_Task brief_
Every record here needs to be written out again exactly.

_Records supplied_
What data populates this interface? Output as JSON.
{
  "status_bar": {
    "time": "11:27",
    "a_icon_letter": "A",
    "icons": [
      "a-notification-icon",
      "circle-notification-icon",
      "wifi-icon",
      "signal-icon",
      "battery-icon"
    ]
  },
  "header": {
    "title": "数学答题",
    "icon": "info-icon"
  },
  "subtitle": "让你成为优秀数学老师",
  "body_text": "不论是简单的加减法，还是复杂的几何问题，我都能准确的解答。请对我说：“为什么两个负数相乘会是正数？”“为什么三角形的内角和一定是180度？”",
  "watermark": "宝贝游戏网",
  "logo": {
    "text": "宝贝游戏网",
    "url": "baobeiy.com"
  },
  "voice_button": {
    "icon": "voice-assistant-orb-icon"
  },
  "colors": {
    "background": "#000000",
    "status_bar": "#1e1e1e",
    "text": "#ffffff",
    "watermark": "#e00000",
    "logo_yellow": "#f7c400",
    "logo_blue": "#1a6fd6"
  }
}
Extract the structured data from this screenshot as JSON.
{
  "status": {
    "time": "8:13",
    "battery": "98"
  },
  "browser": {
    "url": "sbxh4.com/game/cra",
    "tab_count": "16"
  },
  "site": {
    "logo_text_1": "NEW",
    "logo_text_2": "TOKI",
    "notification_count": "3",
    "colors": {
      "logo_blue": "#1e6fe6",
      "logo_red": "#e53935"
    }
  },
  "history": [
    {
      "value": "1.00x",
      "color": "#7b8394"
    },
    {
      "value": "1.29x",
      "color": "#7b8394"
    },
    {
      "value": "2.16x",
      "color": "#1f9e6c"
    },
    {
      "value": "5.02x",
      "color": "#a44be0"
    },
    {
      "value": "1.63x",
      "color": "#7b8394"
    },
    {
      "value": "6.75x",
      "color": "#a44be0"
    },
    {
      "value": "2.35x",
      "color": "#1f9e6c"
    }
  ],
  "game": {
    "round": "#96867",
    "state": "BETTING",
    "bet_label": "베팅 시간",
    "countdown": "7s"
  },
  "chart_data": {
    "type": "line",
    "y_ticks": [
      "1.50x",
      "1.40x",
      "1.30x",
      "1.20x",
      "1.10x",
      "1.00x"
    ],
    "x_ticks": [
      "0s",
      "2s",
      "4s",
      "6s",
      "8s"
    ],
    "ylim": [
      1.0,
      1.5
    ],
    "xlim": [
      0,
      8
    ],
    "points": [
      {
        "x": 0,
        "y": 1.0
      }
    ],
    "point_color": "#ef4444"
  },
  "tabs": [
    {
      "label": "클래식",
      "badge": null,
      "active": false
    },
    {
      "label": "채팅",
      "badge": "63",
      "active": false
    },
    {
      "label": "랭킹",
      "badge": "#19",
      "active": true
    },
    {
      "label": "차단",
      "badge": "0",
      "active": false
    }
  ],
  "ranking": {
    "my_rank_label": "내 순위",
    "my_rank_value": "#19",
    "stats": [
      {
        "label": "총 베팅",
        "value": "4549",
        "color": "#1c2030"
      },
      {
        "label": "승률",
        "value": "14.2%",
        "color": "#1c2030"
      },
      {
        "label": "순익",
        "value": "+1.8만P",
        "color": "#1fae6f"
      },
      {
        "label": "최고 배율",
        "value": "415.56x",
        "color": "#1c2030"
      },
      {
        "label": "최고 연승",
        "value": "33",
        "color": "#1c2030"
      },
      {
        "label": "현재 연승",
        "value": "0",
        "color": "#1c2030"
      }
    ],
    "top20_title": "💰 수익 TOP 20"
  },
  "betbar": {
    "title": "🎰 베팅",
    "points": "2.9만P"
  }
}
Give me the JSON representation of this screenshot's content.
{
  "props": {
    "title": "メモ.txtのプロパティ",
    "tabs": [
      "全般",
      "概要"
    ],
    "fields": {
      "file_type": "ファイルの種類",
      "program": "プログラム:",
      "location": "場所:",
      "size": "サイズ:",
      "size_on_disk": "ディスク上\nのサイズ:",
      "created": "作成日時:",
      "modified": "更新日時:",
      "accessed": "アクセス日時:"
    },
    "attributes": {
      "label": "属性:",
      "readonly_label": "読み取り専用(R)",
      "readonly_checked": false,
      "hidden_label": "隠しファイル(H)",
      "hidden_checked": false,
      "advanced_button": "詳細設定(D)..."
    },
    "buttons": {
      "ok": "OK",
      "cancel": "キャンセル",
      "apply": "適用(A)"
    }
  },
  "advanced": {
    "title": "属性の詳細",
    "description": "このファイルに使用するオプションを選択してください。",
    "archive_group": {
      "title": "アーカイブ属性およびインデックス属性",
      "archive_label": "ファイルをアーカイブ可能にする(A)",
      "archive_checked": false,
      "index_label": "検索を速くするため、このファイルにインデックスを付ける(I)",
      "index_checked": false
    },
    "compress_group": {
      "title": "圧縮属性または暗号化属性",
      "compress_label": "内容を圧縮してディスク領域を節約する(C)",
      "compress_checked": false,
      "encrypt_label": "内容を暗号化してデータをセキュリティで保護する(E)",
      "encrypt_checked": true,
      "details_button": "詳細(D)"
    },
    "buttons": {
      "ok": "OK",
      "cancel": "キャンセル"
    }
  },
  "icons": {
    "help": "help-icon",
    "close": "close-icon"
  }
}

_Finished task_
What data populates this interface? Output as JSON.
{
  "status_bar": {
    "time": "11:27",
    "a_icon_letter": "A",
    "icons": [
      "a-notification-icon",
      "circle-notification-icon",
      "wifi-icon",
      "signal-icon",
      "battery-icon"
    ]
  },
  "header": {
    "title": "数学答题",
    "icon": "info-icon"
  },
  "subtitle": "让你成为优秀数学老师",
  "body_text": "不论是简单的加减法，还是复杂的几何问题，我都能准确的解答。请对我说：“为什么两个负数相乘会是正数？”“为什么三角形的内角和一定是180度？”",
  "watermark": "宝贝游戏网",
  "logo": {
    "text": "宝贝游戏网",
    "url": "baobeiy.com"
  },
  "voice_button": {
    "icon": "voice-assistant-orb-icon"
  },
  "colors": {
    "background": "#000000",
    "status_bar": "#1e1e1e",
    "text": "#ffffff",
    "watermark": "#e00000",
    "logo_yellow": "#f7c400",
    "logo_blue": "#1a6fd6"
  }
}
Extract the structured data from this screenshot as JSON.
{
  "status": {
    "time": "8:13",
    "battery": "98"
  },
  "browser": {
    "url": "sbxh4.com/game/cra",
    "tab_count": "16"
  },
  "site": {
    "logo_text_1": "NEW",
    "logo_text_2": "TOKI",
    "notification_count": "3",
    "colors": {
      "logo_blue": "#1e6fe6",
      "logo_red": "#e53935"
    }
  },
  "history": [
    {
      "value": "1.00x",
      "color": "#7b8394"
    },
    {
      "value": "1.29x",
      "color": "#7b8394"
    },
    {
      "value": "2.16x",
      "color": "#1f9e6c"
    },
    {
      "value": "5.02x",
      "color": "#a44be0"
    },
    {
      "value": "1.63x",
      "color": "#7b8394"
    },
    {
      "value": "6.75x",
      "color": "#a44be0"
    },
    {
      "value": "2.35x",
      "color": "#1f9e6c"
    }
  ],
  "game": {
    "round": "#96867",
    "state": "BETTING",
    "bet_label": "베팅 시간",
    "countdown": "7s"
  },
  "chart_data": {
    "type": "line",
    "y_ticks": [
      "1.50x",
      "1.40x",
      "1.30x",
      "1.20x",
      "1.10x",
      "1.00x"
    ],
    "x_ticks": [
      "0s",
      "2s",
      "4s",
      "6s",
      "8s"
    ],
    "ylim": [
      1.0,
      1.5
    ],
    "xlim": [
      0,
      8
    ],
    "points": [
      {
        "x": 0,
        "y": 1.0
      }
    ],
    "point_color": "#ef4444"
  },
  "tabs": [
    {
      "label": "클래식",
      "badge": null,
      "active": false
    },
    {
      "label": "채팅",
      "badge": "63",
      "active": false
    },
    {
      "label": "랭킹",
      "badge": "#19",
      "active": true
    },
    {
      "label": "차단",
      "badge": "0",
      "active": false
    }
  ],
  "ranking": {
    "my_rank_label": "내 순위",
    "my_rank_value": "#19",
    "stats": [
      {
        "label": "총 베팅",
        "value": "4549",
        "color": "#1c2030"
      },
      {
        "label": "승률",
        "value": "14.2%",
        "color": "#1c2030"
      },
      {
        "label": "순익",
        "value": "+1.8만P",
        "color": "#1fae6f"
      },
      {
        "label": "최고 배율",
        "value": "415.56x",
        "color": "#1c2030"
      },
      {
        "label": "최고 연승",
        "value": "33",
        "color": "#1c2030"
      },
      {
        "label": "현재 연승",
        "value": "0",
        "color": "#1c2030"
      }
    ],
    "top20_title": "💰 수익 TOP 20"
  },
  "betbar": {
    "title": "🎰 베팅",
    "points": "2.9만P"
  }
}
Give me the JSON representation of this screenshot's content.
{
  "props": {
    "title": "メモ.txtのプロパティ",
    "tabs": [
      "全般",
      "概要"
    ],
    "fields": {
      "file_type": "ファイルの種類",
      "program": "プログラム:",
      "location": "場所:",
      "size": "サイズ:",
      "size_on_disk": "ディスク上\nのサイズ:",
      "created": "作成日時:",
      "modified": "更新日時:",
      "accessed": "アクセス日時:"
    },
    "attributes": {
      "label": "属性:",
      "readonly_label": "読み取り専用(R)",
      "readonly_checked": false,
      "hidden_label": "隠しファイル(H)",
      "hidden_checked": false,
      "advanced_button": "詳細設定(D)..."
    },
    "buttons": {
      "ok": "OK",
      "cancel": "キャンセル",
      "apply": "適用(A)"
    }
  },
  "advanced": {
    "title": "属性の詳細",
    "description": "このファイルに使用するオプションを選択してください。",
    "archive_group": {
      "title": "アーカイブ属性およびインデックス属性",
      "archive_label": "ファイルをアーカイブ可能にする(A)",
      "archive_checked": false,
      "index_label": "検索を速くするため、このファイルにインデックスを付ける(I)",
      "index_checked": false
    },
    "compress_group": {
      "title": "圧縮属性または暗号化属性",
      "compress_label": "内容を圧縮してディスク領域を節約する(C)",
      "compress_checked": false,
      "encrypt_label": "内容を暗号化してデータをセキュリティで保護する(E)",
      "encrypt_checked": true,
      "details_button": "詳細(D)"
    },
    "buttons": {
      "ok": "OK",
      "cancel": "キャンセル"
    }
  },
  "icons": {
    "help": "help-icon",
    "close": "close-icon"
  }
}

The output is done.